▶ **WHAT IS ASKED**
Reproduce the listing below exactly. Pictures do not belong in the copy.

▶ **EXTRACTED MATERIAL**

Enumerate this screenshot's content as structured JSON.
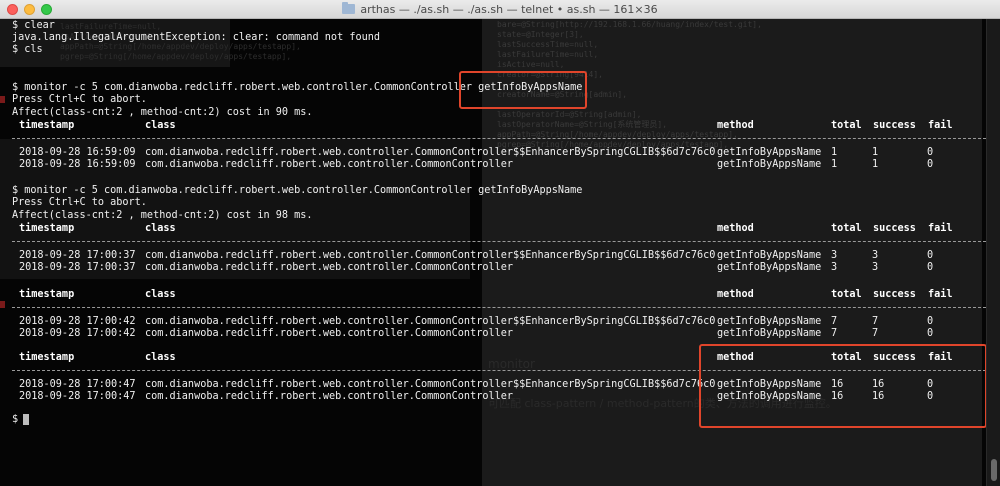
{
  "window": {
    "title": "arthas — ./as.sh — ./as.sh — telnet • as.sh — 161×36"
  },
  "terminal_lines": {
    "l1": "$ clear",
    "l2": "java.lang.IllegalArgumentException: clear: command not found",
    "l3": "$ cls",
    "l4": "$ monitor -c 5 com.dianwoba.redcliff.robert.web.controller.CommonController ",
    "l4_method": "getInfoByAppsName",
    "l5": "Press Ctrl+C to abort.",
    "l6": "Affect(class-cnt:2 , method-cnt:2) cost in 90 ms.",
    "l7": "$ monitor -c 5 com.dianwoba.redcliff.robert.web.controller.CommonController getInfoByAppsName",
    "l8": "Press Ctrl+C to abort.",
    "l9": "Affect(class-cnt:2 , method-cnt:2) cost in 98 ms.",
    "prompt": "$"
  },
  "table_headers": {
    "timestamp": "timestamp",
    "class": "class",
    "method": "method",
    "total": "total",
    "success": "success",
    "fail": "fail"
  },
  "blocks": [
    {
      "rows": [
        {
          "timestamp": "2018-09-28 16:59:09",
          "class": "com.dianwoba.redcliff.robert.web.controller.CommonController$$EnhancerBySpringCGLIB$$6d7c76c0",
          "method": "getInfoByAppsName",
          "total": "1",
          "success": "1",
          "fail": "0"
        },
        {
          "timestamp": "2018-09-28 16:59:09",
          "class": "com.dianwoba.redcliff.robert.web.controller.CommonController",
          "method": "getInfoByAppsName",
          "total": "1",
          "success": "1",
          "fail": "0"
        }
      ]
    },
    {
      "rows": [
        {
          "timestamp": "2018-09-28 17:00:37",
          "class": "com.dianwoba.redcliff.robert.web.controller.CommonController$$EnhancerBySpringCGLIB$$6d7c76c0",
          "method": "getInfoByAppsName",
          "total": "3",
          "success": "3",
          "fail": "0"
        },
        {
          "timestamp": "2018-09-28 17:00:37",
          "class": "com.dianwoba.redcliff.robert.web.controller.CommonController",
          "method": "getInfoByAppsName",
          "total": "3",
          "success": "3",
          "fail": "0"
        }
      ]
    },
    {
      "rows": [
        {
          "timestamp": "2018-09-28 17:00:42",
          "class": "com.dianwoba.redcliff.robert.web.controller.CommonController$$EnhancerBySpringCGLIB$$6d7c76c0",
          "method": "getInfoByAppsName",
          "total": "7",
          "success": "7",
          "fail": "0"
        },
        {
          "timestamp": "2018-09-28 17:00:42",
          "class": "com.dianwoba.redcliff.robert.web.controller.CommonController",
          "method": "getInfoByAppsName",
          "total": "7",
          "success": "7",
          "fail": "0"
        }
      ]
    },
    {
      "rows": [
        {
          "timestamp": "2018-09-28 17:00:47",
          "class": "com.dianwoba.redcliff.robert.web.controller.CommonController$$EnhancerBySpringCGLIB$$6d7c76c0",
          "method": "getInfoByAppsName",
          "total": "16",
          "success": "16",
          "fail": "0"
        },
        {
          "timestamp": "2018-09-28 17:00:47",
          "class": "com.dianwoba.redcliff.robert.web.controller.CommonController",
          "method": "getInfoByAppsName",
          "total": "16",
          "success": "16",
          "fail": "0"
        }
      ]
    }
  ],
  "background_overlay": {
    "right_lines": [
      "bare=@String[http://192.168.1.66/huang/index/test.git],",
      "state=@Integer[3],",
      "lastSuccessTime=null,",
      "lastFailureTime=null,",
      "isActive=null,",
      "creator=@String[9414],",
      "",
      "creatorName=@String[admin],",
      "",
      "lastOperatorId=@String[admin],",
      "lastOperatorName=@String[系统管理员],",
      "appPath=@String[/home/appdev/deploy/apps/testapp],",
      "pgrep=@String[/home/appdev/deploy/apps/testapp],"
    ],
    "left_top_lines": [
      "lastFailureTime=null,",
      "isActive=@Integer[1],",
      "appPath=@String[/home/appdev/deploy/apps/testapp],",
      "pgrep=@String[/home/appdev/deploy/apps/testapp],"
    ],
    "monitor_text": "monitor",
    "cjk_text": "可匹配 class-pattern / method-pattern的类、方法的调用进行监控。"
  },
  "colors": {
    "terminal_bg": "#050505",
    "text": "#f0f0f0",
    "highlight": "#e0452b"
  }
}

▶ **OUTPUT**
Enumerate this screenshot's content as structured JSON.
{
  "window": {
    "title": "arthas — ./as.sh — ./as.sh — telnet • as.sh — 161×36"
  },
  "terminal_lines": {
    "l1": "$ clear",
    "l2": "java.lang.IllegalArgumentException: clear: command not found",
    "l3": "$ cls",
    "l4": "$ monitor -c 5 com.dianwoba.redcliff.robert.web.controller.CommonController ",
    "l4_method": "getInfoByAppsName",
    "l5": "Press Ctrl+C to abort.",
    "l6": "Affect(class-cnt:2 , method-cnt:2) cost in 90 ms.",
    "l7": "$ monitor -c 5 com.dianwoba.redcliff.robert.web.controller.CommonController getInfoByAppsName",
    "l8": "Press Ctrl+C to abort.",
    "l9": "Affect(class-cnt:2 , method-cnt:2) cost in 98 ms.",
    "prompt": "$"
  },
  "table_headers": {
    "timestamp": "timestamp",
    "class": "class",
    "method": "method",
    "total": "total",
    "success": "success",
    "fail": "fail"
  },
  "blocks": [
    {
      "rows": [
        {
          "timestamp": "2018-09-28 16:59:09",
          "class": "com.dianwoba.redcliff.robert.web.controller.CommonController$$EnhancerBySpringCGLIB$$6d7c76c0",
          "method": "getInfoByAppsName",
          "total": "1",
          "success": "1",
          "fail": "0"
        },
        {
          "timestamp": "2018-09-28 16:59:09",
          "class": "com.dianwoba.redcliff.robert.web.controller.CommonController",
          "method": "getInfoByAppsName",
          "total": "1",
          "success": "1",
          "fail": "0"
        }
      ]
    },
    {
      "rows": [
        {
          "timestamp": "2018-09-28 17:00:37",
          "class": "com.dianwoba.redcliff.robert.web.controller.CommonController$$EnhancerBySpringCGLIB$$6d7c76c0",
          "method": "getInfoByAppsName",
          "total": "3",
          "success": "3",
          "fail": "0"
        },
        {
          "timestamp": "2018-09-28 17:00:37",
          "class": "com.dianwoba.redcliff.robert.web.controller.CommonController",
          "method": "getInfoByAppsName",
          "total": "3",
          "success": "3",
          "fail": "0"
        }
      ]
    },
    {
      "rows": [
        {
          "timestamp": "2018-09-28 17:00:42",
          "class": "com.dianwoba.redcliff.robert.web.controller.CommonController$$EnhancerBySpringCGLIB$$6d7c76c0",
          "method": "getInfoByAppsName",
          "total": "7",
          "success": "7",
          "fail": "0"
        },
        {
          "timestamp": "2018-09-28 17:00:42",
          "class": "com.dianwoba.redcliff.robert.web.controller.CommonController",
          "method": "getInfoByAppsName",
          "total": "7",
          "success": "7",
          "fail": "0"
        }
      ]
    },
    {
      "rows": [
        {
          "timestamp": "2018-09-28 17:00:47",
          "class": "com.dianwoba.redcliff.robert.web.controller.CommonController$$EnhancerBySpringCGLIB$$6d7c76c0",
          "method": "getInfoByAppsName",
          "total": "16",
          "success": "16",
          "fail": "0"
        },
        {
          "timestamp": "2018-09-28 17:00:47",
          "class": "com.dianwoba.redcliff.robert.web.controller.CommonController",
          "method": "getInfoByAppsName",
          "total": "16",
          "success": "16",
          "fail": "0"
        }
      ]
    }
  ],
  "background_overlay": {
    "right_lines": [
      "bare=@String[http://192.168.1.66/huang/index/test.git],",
      "state=@Integer[3],",
      "lastSuccessTime=null,",
      "lastFailureTime=null,",
      "isActive=null,",
      "creator=@String[9414],",
      "",
      "creatorName=@String[admin],",
      "",
      "lastOperatorId=@String[admin],",
      "lastOperatorName=@String[系统管理员],",
      "appPath=@String[/home/appdev/deploy/apps/testapp],",
      "pgrep=@String[/home/appdev/deploy/apps/testapp],"
    ],
    "left_top_lines": [
      "lastFailureTime=null,",
      "isActive=@Integer[1],",
      "appPath=@String[/home/appdev/deploy/apps/testapp],",
      "pgrep=@String[/home/appdev/deploy/apps/testapp],"
    ],
    "monitor_text": "monitor",
    "cjk_text": "可匹配 class-pattern / method-pattern的类、方法的调用进行监控。"
  },
  "colors": {
    "terminal_bg": "#050505",
    "text": "#f0f0f0",
    "highlight": "#e0452b"
  }
}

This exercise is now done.